[SELECTED TEXT]:

Many iPhone users had already been AT&T customers, and improvements in network performance and family plans will also affect subscriber retention, he said. AT&T activated 2.4 million iPhones in the quarter. Congress and the FCC are looking into carriers’ smartphone exclusivity deals. AT&T and Apple have agreed not to disclose plans for their exclusive, including whether it will be extended, Lindner said. The company may be studying what will happen after the exclusive ends, some analysts said.

Wireless churn fell to 1.1 percent. There are opportunities in the prepaid market, but AT&T wouldn’t do anything to cannibalize its core contract service, Lindner said. Wireline saw income fall 27.5 percent year-over-year, but the business is stabilizing, Lindner said. On the upside, AT&T added 248,000 U-verse TV subscribers in the period. The company is relying on its own TV service and a partnership with DirecTV to stave off competition from cable providers. The partnership is going well, Lindner said.

The carrier is stepping up capital expenditure. It expects to spend 35 to 50 percent more in the second half of this year than it did in the first. Wireless will be a high priority, Lindner said. He added that the company will continue to add 3G coverage and capacity and offer backhaul between cell sites and switches.

[WORK INSTRUCTIONS]:
a - Answer these questions using the AT&T passage:
(i) How many iPhones did AT&T activate in the quarter?
(ii) To what level did wireless churn fall?
(iii) By how much does the carrier expect second-half capital spending to exceed first-half spending?
b - Please carry on the AT&T passage from its final sentence.
The listing that comes next has no connection to the AT&T passage.

(Saved entries)

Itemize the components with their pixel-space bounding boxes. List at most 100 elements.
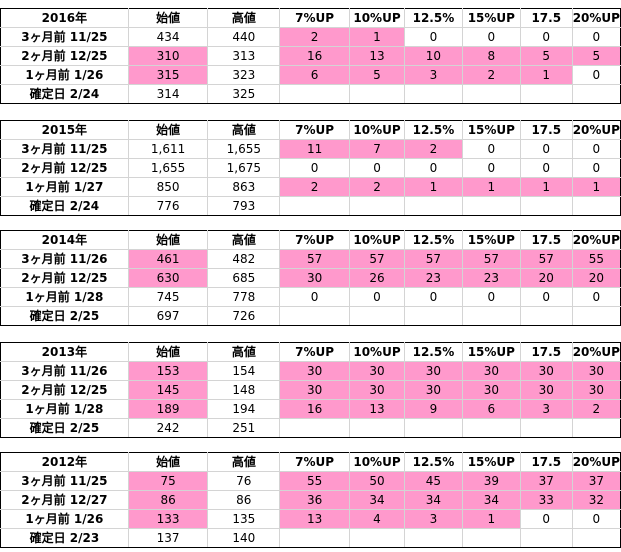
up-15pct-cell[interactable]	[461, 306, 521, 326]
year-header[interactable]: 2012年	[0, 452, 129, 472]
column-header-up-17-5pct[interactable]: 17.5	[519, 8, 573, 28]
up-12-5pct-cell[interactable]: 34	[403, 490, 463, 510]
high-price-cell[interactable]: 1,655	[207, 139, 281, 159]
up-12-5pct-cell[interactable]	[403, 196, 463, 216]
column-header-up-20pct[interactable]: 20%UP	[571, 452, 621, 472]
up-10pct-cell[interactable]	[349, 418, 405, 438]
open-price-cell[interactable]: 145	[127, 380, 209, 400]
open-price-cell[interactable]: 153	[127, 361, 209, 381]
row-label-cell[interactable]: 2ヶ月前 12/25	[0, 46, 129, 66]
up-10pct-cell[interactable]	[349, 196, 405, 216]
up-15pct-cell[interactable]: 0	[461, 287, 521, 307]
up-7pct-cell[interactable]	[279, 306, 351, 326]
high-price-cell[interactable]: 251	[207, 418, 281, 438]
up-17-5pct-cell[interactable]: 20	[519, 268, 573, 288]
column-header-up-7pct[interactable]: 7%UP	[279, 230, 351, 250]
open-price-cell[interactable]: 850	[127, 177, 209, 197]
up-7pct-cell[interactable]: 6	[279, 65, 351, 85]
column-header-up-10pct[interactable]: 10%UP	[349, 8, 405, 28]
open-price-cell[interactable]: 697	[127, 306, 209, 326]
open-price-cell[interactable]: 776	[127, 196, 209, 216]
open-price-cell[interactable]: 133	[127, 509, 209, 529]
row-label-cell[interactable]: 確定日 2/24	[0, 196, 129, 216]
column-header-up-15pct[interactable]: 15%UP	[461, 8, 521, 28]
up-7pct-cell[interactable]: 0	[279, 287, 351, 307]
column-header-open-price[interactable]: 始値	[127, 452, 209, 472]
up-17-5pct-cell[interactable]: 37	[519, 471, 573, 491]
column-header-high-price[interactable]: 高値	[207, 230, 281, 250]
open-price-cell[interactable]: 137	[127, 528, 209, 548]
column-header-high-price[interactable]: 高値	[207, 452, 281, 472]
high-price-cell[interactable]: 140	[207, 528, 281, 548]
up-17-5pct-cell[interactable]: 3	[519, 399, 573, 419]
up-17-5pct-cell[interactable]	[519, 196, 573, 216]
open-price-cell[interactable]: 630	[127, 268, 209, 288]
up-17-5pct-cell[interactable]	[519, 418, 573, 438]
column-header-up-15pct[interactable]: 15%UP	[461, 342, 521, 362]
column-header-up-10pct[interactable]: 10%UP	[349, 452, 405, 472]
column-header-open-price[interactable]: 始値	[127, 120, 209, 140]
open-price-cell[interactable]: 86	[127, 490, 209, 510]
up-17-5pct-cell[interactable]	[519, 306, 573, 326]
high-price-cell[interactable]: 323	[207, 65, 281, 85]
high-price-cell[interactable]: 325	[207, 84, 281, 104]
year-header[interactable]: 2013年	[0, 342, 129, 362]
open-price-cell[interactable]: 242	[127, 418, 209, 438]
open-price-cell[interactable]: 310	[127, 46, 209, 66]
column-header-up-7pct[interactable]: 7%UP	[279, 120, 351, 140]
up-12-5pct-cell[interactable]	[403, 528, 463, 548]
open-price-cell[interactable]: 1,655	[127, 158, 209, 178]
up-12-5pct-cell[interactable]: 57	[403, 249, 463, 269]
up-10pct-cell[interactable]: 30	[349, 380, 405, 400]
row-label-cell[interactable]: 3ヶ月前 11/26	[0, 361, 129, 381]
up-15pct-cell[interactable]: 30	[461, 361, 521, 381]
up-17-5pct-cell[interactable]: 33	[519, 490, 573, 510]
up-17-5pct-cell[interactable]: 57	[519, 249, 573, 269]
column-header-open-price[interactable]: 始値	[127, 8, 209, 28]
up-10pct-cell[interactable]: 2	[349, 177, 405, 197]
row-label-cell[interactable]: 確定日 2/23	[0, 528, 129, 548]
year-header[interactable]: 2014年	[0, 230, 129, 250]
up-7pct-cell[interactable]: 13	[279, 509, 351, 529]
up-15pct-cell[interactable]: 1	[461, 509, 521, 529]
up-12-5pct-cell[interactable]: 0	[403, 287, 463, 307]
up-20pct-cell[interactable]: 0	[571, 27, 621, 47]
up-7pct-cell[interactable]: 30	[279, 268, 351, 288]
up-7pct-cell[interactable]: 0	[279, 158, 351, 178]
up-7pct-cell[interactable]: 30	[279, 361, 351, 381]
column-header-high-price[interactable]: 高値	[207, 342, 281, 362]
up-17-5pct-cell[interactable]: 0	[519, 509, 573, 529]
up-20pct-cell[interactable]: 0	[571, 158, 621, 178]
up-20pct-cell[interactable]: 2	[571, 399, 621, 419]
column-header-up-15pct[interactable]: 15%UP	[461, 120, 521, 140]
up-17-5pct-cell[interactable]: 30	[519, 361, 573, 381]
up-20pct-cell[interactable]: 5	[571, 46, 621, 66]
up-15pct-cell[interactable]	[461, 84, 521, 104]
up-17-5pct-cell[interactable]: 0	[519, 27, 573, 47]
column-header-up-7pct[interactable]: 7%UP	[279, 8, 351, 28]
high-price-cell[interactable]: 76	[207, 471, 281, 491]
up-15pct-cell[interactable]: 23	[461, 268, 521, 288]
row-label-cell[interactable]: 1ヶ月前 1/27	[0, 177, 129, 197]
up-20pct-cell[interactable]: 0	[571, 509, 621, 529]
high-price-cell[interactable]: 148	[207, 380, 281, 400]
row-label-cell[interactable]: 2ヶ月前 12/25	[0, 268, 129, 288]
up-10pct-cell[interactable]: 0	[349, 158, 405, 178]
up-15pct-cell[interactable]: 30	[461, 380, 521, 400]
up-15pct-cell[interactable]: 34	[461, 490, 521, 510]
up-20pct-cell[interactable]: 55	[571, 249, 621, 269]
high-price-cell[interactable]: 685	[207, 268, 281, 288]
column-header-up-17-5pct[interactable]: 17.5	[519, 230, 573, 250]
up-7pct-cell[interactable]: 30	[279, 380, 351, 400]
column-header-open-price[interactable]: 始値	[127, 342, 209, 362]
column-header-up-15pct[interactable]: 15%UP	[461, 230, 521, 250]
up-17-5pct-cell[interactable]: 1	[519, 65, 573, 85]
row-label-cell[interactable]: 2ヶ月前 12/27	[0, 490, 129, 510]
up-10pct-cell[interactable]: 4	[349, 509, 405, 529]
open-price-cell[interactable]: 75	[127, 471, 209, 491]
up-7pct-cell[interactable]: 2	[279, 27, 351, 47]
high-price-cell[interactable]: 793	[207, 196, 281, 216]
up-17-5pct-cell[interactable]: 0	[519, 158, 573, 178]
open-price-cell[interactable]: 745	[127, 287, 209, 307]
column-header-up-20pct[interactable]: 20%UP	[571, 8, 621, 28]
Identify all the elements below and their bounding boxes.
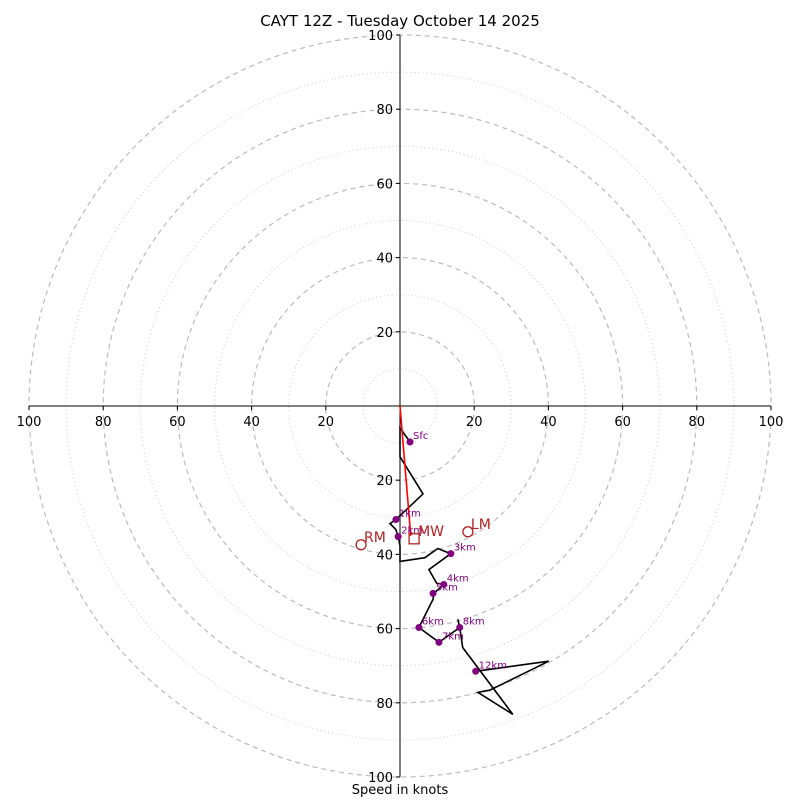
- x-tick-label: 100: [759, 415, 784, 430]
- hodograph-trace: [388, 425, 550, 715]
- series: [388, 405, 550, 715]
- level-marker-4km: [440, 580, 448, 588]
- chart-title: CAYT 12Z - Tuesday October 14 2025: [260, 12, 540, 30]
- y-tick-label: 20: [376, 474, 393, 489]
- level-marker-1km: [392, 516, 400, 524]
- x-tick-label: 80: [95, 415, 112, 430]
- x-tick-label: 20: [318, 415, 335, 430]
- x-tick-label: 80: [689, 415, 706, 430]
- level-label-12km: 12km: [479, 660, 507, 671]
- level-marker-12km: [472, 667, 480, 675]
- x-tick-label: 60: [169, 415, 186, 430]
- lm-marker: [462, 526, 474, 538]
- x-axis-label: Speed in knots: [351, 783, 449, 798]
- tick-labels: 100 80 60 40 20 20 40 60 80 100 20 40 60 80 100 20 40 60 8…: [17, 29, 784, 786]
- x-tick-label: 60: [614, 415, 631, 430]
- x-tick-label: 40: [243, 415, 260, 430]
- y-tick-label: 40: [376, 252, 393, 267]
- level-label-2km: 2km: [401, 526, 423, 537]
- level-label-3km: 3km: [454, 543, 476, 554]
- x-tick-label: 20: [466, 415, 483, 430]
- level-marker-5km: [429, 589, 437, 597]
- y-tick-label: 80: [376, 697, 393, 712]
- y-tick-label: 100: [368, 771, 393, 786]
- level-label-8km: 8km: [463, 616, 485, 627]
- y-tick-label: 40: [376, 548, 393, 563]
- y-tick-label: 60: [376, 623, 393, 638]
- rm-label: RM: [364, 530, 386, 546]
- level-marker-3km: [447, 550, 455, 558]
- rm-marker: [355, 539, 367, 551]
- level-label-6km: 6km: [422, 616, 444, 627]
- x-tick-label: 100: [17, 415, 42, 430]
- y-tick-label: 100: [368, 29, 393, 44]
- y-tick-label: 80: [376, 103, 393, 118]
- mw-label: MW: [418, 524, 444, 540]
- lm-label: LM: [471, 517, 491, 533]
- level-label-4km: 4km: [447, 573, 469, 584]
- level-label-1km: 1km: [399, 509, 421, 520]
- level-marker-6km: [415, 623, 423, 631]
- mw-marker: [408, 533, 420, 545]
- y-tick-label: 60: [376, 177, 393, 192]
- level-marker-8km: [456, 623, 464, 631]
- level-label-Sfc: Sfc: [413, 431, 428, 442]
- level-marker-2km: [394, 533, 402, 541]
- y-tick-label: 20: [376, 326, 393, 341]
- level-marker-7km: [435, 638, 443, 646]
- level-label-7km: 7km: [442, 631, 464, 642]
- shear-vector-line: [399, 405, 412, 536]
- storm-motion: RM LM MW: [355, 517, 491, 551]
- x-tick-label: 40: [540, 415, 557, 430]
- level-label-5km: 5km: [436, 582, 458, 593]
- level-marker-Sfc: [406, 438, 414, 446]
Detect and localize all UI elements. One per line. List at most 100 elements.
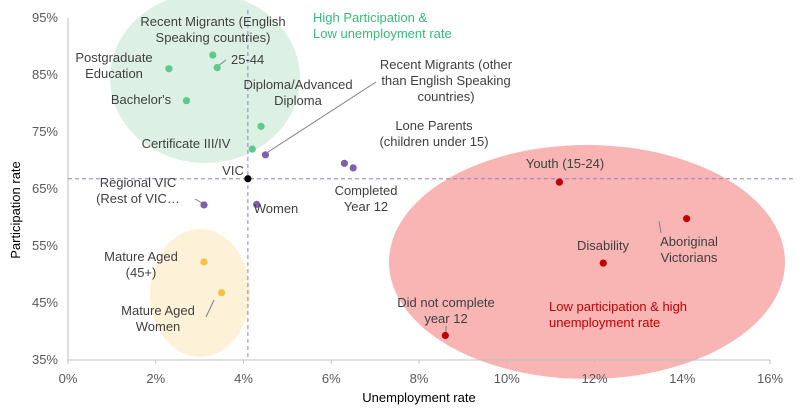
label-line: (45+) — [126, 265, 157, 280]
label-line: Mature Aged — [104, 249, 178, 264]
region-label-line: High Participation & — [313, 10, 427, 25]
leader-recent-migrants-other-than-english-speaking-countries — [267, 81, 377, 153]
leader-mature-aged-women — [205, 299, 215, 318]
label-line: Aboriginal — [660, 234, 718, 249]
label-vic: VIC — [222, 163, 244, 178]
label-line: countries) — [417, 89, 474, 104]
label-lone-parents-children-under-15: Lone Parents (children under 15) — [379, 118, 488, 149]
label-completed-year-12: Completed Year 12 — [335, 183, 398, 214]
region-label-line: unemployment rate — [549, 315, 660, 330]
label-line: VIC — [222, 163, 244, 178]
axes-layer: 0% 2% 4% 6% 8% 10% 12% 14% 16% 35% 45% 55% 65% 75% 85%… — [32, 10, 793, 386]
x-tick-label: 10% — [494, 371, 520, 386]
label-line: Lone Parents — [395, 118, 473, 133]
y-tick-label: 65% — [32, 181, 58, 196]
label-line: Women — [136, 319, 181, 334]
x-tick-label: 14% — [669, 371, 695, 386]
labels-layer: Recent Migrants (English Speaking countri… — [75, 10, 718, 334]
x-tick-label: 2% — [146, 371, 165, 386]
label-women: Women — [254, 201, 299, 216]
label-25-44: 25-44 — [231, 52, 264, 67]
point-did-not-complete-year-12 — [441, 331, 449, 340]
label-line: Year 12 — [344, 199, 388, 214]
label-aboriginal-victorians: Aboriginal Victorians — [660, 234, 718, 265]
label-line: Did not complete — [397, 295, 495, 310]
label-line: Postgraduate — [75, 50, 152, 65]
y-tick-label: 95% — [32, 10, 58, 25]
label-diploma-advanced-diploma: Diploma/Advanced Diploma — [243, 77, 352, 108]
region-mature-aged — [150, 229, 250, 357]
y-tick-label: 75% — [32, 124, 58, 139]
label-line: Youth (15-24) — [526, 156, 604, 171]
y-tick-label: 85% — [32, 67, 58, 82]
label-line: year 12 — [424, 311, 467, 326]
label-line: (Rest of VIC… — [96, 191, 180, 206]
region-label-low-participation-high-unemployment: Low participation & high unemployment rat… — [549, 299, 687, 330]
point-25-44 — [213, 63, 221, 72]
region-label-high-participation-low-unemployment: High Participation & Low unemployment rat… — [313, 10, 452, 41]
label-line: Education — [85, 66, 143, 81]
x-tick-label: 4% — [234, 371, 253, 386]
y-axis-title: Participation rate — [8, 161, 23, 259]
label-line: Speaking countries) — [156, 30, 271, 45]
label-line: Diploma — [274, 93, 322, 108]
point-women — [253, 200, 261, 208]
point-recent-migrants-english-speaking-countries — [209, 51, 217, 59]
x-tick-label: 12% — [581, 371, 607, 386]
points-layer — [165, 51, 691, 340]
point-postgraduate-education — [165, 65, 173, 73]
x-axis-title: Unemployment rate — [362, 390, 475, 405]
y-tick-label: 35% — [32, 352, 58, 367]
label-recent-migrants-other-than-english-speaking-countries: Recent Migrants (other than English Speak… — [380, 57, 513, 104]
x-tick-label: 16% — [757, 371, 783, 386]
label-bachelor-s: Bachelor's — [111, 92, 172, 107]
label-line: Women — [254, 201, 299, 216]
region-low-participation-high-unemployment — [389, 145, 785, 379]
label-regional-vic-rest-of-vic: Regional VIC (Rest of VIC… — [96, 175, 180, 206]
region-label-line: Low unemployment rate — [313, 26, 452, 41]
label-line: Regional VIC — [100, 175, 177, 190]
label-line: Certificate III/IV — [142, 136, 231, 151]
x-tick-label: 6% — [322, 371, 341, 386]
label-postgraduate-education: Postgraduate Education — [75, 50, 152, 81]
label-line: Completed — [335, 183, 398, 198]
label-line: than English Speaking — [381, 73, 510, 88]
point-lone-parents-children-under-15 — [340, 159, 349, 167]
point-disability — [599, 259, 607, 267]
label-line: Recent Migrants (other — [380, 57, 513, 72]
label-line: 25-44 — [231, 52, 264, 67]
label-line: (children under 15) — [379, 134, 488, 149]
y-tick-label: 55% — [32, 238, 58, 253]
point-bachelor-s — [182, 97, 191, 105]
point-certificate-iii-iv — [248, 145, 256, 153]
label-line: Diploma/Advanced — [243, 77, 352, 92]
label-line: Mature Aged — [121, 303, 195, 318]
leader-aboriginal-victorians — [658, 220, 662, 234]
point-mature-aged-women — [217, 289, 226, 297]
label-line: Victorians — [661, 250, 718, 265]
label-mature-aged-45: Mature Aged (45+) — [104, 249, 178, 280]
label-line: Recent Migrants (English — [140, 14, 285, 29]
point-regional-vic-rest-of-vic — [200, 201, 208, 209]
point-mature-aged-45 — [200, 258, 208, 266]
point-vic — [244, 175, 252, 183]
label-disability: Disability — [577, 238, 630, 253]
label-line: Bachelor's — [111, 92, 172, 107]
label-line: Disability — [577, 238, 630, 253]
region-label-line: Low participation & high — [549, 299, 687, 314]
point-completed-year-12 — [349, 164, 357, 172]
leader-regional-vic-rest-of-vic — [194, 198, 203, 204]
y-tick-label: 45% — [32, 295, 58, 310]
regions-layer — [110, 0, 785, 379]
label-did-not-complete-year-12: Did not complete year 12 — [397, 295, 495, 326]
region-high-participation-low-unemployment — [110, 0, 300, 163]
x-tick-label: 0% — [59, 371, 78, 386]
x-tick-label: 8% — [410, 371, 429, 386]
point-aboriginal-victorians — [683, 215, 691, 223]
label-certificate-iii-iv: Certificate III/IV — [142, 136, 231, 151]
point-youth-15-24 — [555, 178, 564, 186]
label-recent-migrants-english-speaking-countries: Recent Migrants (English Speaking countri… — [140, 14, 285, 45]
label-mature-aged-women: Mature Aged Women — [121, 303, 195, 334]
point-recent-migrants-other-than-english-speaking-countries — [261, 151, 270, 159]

[RESULTS BY TASK]:
a -
(i) 2.4 million
(ii) 1.1 percent
(iii) 35 to 50 percent more

b -
Meanwhile, AT&T has reached a tentative agreement with the Telecommunications International Union in wireline contract negotiations covering members of Local 103 in California, the union said. The agreement offers additional earnings potential through a new sales title and increased flexibility in scheduling time off. But negotiations are continuing in other regions where contracts expired April 4. They include East (CWA District 1), West (CWA District 9), Southwest (District 6) and Legacy T (CWA ComTech unit). In the Southeast region (CWA District 3) where the contract expires on August 8, negotiations are also ongoing. The IBEW core wireline contracts, for employees mostly in Illinois and northwestern Indiana, are also under negotiation (those contracts expired June 27). About 120,000 employees totaled are covered by the contracts.